Exercise brief: Without including any pictures, copy each entry below exactly.

Data section:

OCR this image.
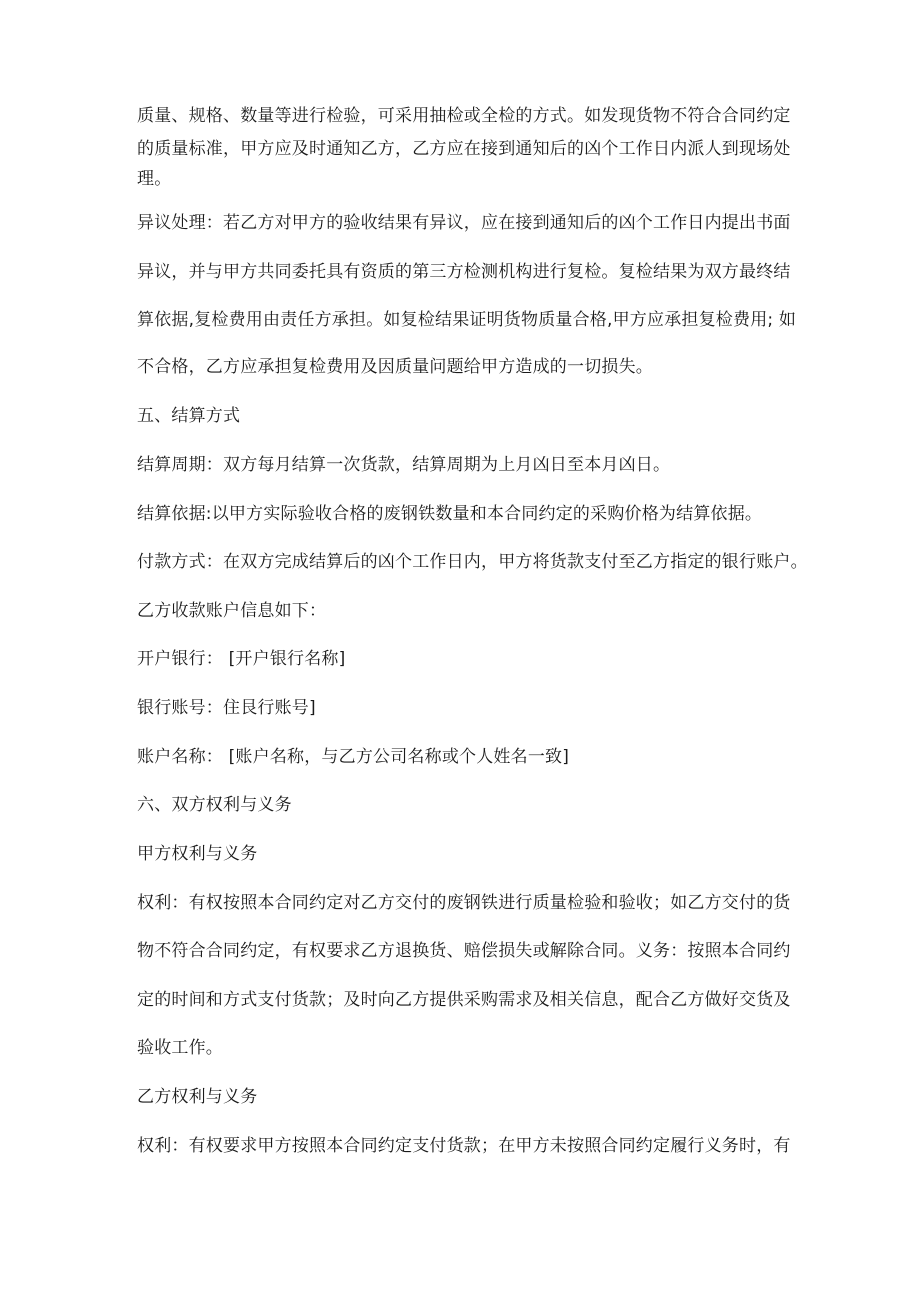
质量、规格、数量等进行检验，可采用抽检或全检的方式。如发现货物不符合合同约定
的质量标准，甲方应及时通知乙方，乙方应在接到通知后的凶个工作日内派人到现场处
理。
异议处理：若乙方对甲方的验收结果有异议，应在接到通知后的凶个工作日内提出书面
异议，并与甲方共同委托具有资质的第三方检测机构进行复检。复检结果为双方最终结
算依据,复检费用由责任方承担。如复检结果证明货物质量合格,甲方应承担复检费用; 如
不合格，乙方应承担复检费用及因质量问题给甲方造成的一切损失。
五、结算方式
结算周期：双方每月结算一次货款，结算周期为上月凶日至本月凶日。
结算依据:以甲方实际验收合格的废钢铁数量和本合同约定的采购价格为结算依据。
付款方式：在双方完成结算后的凶个工作日内，甲方将货款支付至乙方指定的银行账户。
乙方收款账户信息如下：
开户银行： [开户银行名称]
银行账号：住艮行账号]
账户名称： [账户名称，与乙方公司名称或个人姓名一致]
六、双方权利与义务
甲方权利与义务
权利：有权按照本合同约定对乙方交付的废钢铁进行质量检验和验收；如乙方交付的货
物不符合合同约定，有权要求乙方退换货、赔偿损失或解除合同。义务：按照本合同约
定的时间和方式支付货款；及时向乙方提供采购需求及相关信息，配合乙方做好交货及
验收工作。
乙方权利与义务
权利：有权要求甲方按照本合同约定支付货款；在甲方未按照合同约定履行义务时，有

Response to the task:
OCR this image.
质量、规格、数量等进行检验，可采用抽检或全检的方式。如发现货物不符合合同约定
的质量标准，甲方应及时通知乙方，乙方应在接到通知后的凶个工作日内派人到现场处
理。
异议处理：若乙方对甲方的验收结果有异议，应在接到通知后的凶个工作日内提出书面
异议，并与甲方共同委托具有资质的第三方检测机构进行复检。复检结果为双方最终结
算依据,复检费用由责任方承担。如复检结果证明货物质量合格,甲方应承担复检费用; 如
不合格，乙方应承担复检费用及因质量问题给甲方造成的一切损失。
五、结算方式
结算周期：双方每月结算一次货款，结算周期为上月凶日至本月凶日。
结算依据:以甲方实际验收合格的废钢铁数量和本合同约定的采购价格为结算依据。
付款方式：在双方完成结算后的凶个工作日内，甲方将货款支付至乙方指定的银行账户。
乙方收款账户信息如下：
开户银行： [开户银行名称]
银行账号：住艮行账号]
账户名称： [账户名称，与乙方公司名称或个人姓名一致]
六、双方权利与义务
甲方权利与义务
权利：有权按照本合同约定对乙方交付的废钢铁进行质量检验和验收；如乙方交付的货
物不符合合同约定，有权要求乙方退换货、赔偿损失或解除合同。义务：按照本合同约
定的时间和方式支付货款；及时向乙方提供采购需求及相关信息，配合乙方做好交货及
验收工作。
乙方权利与义务
权利：有权要求甲方按照本合同约定支付货款；在甲方未按照合同约定履行义务时，有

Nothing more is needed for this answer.